## Raw records:
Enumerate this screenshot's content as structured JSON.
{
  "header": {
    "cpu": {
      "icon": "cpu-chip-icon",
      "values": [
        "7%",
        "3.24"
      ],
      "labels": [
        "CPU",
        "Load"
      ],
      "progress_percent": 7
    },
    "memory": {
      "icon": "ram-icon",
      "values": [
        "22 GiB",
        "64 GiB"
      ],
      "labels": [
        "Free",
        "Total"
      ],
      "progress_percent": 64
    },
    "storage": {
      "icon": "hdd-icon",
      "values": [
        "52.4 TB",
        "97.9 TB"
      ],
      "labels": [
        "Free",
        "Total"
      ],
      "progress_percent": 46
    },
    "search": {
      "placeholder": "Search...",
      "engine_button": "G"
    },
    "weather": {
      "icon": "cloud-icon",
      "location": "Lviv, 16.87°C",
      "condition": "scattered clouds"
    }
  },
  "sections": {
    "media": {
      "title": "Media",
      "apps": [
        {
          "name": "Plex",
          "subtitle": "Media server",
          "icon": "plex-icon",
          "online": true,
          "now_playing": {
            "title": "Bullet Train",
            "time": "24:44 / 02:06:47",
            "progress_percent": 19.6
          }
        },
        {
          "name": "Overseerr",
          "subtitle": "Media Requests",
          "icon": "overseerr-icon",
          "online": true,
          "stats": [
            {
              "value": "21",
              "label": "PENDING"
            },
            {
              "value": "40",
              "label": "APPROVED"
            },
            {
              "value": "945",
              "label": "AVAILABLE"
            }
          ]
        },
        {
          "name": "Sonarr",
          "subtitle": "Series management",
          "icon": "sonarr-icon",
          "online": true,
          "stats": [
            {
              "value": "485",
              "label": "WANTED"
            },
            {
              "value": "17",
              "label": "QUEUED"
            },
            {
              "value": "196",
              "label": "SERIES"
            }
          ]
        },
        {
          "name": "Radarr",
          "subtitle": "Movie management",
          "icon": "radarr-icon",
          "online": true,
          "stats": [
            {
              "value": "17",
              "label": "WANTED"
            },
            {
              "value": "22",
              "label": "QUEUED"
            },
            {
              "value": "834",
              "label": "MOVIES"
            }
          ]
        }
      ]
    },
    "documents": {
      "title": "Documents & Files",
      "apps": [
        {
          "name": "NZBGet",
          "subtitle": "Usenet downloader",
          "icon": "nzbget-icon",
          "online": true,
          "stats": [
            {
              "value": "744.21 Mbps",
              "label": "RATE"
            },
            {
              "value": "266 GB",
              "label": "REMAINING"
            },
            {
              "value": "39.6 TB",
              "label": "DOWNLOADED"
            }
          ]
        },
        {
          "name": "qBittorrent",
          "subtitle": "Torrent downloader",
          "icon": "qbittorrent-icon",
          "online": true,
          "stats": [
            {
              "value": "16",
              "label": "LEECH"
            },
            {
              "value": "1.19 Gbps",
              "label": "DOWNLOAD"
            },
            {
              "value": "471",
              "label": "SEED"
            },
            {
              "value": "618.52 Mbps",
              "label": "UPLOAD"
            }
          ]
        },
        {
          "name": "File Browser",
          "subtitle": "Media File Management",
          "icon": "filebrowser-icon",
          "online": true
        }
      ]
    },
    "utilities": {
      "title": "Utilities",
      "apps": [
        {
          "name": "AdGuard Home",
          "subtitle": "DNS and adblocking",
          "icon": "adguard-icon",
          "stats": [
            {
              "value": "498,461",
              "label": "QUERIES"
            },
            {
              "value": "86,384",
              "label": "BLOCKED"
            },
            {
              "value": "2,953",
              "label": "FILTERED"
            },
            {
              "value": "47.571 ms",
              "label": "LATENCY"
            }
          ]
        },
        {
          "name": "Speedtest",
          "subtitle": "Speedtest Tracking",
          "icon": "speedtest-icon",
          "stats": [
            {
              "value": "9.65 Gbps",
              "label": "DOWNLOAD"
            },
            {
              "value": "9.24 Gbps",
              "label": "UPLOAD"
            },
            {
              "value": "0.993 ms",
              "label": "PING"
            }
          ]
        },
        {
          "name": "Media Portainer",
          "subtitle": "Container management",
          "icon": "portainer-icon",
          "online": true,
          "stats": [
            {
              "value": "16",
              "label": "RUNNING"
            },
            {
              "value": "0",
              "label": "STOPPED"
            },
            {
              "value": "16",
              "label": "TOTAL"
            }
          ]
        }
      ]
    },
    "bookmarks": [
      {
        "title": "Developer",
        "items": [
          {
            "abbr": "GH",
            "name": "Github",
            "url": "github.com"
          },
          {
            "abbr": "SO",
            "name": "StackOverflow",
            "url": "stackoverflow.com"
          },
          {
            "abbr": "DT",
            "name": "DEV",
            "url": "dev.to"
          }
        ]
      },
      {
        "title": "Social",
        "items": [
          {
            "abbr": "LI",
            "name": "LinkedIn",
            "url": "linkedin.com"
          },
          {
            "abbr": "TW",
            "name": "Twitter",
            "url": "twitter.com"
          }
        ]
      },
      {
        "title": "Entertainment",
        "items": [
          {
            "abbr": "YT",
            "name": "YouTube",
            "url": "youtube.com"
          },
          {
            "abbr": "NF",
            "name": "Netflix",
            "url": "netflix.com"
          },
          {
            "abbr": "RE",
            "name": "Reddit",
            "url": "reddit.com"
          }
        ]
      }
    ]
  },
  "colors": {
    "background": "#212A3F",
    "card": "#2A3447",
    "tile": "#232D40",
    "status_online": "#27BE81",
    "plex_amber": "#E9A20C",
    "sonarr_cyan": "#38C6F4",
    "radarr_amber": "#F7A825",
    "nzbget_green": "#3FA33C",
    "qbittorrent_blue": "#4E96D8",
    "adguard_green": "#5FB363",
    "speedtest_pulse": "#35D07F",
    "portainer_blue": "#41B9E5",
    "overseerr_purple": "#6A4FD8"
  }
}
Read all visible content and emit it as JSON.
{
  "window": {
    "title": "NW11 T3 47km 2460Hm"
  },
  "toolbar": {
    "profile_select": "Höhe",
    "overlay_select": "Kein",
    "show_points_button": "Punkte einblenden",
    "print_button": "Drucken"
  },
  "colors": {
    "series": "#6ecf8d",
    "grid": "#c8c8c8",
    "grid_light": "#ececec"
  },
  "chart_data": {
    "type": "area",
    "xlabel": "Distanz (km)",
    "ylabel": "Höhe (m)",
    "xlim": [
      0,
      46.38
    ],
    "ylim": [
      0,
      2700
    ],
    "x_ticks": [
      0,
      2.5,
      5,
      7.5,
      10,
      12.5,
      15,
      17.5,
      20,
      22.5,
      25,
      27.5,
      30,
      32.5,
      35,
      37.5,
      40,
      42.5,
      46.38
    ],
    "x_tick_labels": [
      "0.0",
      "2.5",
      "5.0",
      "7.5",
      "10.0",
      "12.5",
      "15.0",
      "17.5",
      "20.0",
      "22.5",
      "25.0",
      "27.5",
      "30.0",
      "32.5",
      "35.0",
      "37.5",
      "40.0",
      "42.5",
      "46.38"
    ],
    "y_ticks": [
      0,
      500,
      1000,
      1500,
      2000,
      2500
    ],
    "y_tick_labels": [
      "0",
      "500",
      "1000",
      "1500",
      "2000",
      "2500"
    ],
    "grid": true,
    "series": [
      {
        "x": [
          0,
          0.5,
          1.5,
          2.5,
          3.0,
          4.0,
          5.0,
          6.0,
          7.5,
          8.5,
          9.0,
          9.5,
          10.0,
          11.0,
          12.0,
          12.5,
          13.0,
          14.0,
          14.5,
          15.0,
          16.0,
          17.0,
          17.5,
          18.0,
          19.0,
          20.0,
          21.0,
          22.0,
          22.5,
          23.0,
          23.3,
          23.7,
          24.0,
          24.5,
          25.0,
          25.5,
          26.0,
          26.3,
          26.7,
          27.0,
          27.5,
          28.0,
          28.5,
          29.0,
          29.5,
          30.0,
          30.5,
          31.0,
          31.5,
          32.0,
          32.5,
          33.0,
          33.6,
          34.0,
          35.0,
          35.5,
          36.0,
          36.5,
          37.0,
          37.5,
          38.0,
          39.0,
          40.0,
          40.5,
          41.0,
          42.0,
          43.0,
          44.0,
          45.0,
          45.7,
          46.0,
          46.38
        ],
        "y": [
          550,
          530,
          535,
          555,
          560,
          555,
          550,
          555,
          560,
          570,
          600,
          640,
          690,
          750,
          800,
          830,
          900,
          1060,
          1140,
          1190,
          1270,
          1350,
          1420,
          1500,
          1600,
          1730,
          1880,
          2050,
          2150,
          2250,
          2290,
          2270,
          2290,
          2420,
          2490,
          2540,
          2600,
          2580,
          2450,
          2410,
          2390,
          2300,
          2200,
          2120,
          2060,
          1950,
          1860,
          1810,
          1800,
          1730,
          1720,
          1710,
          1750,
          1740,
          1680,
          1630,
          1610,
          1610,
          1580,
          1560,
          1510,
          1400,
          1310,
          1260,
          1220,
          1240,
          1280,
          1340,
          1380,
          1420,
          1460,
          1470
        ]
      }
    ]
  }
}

## Aim:
Take each line containing the string "JSON" and copy it out.

## Correct output:
Enumerate this screenshot's content as structured JSON.
Read all visible content and emit it as JSON.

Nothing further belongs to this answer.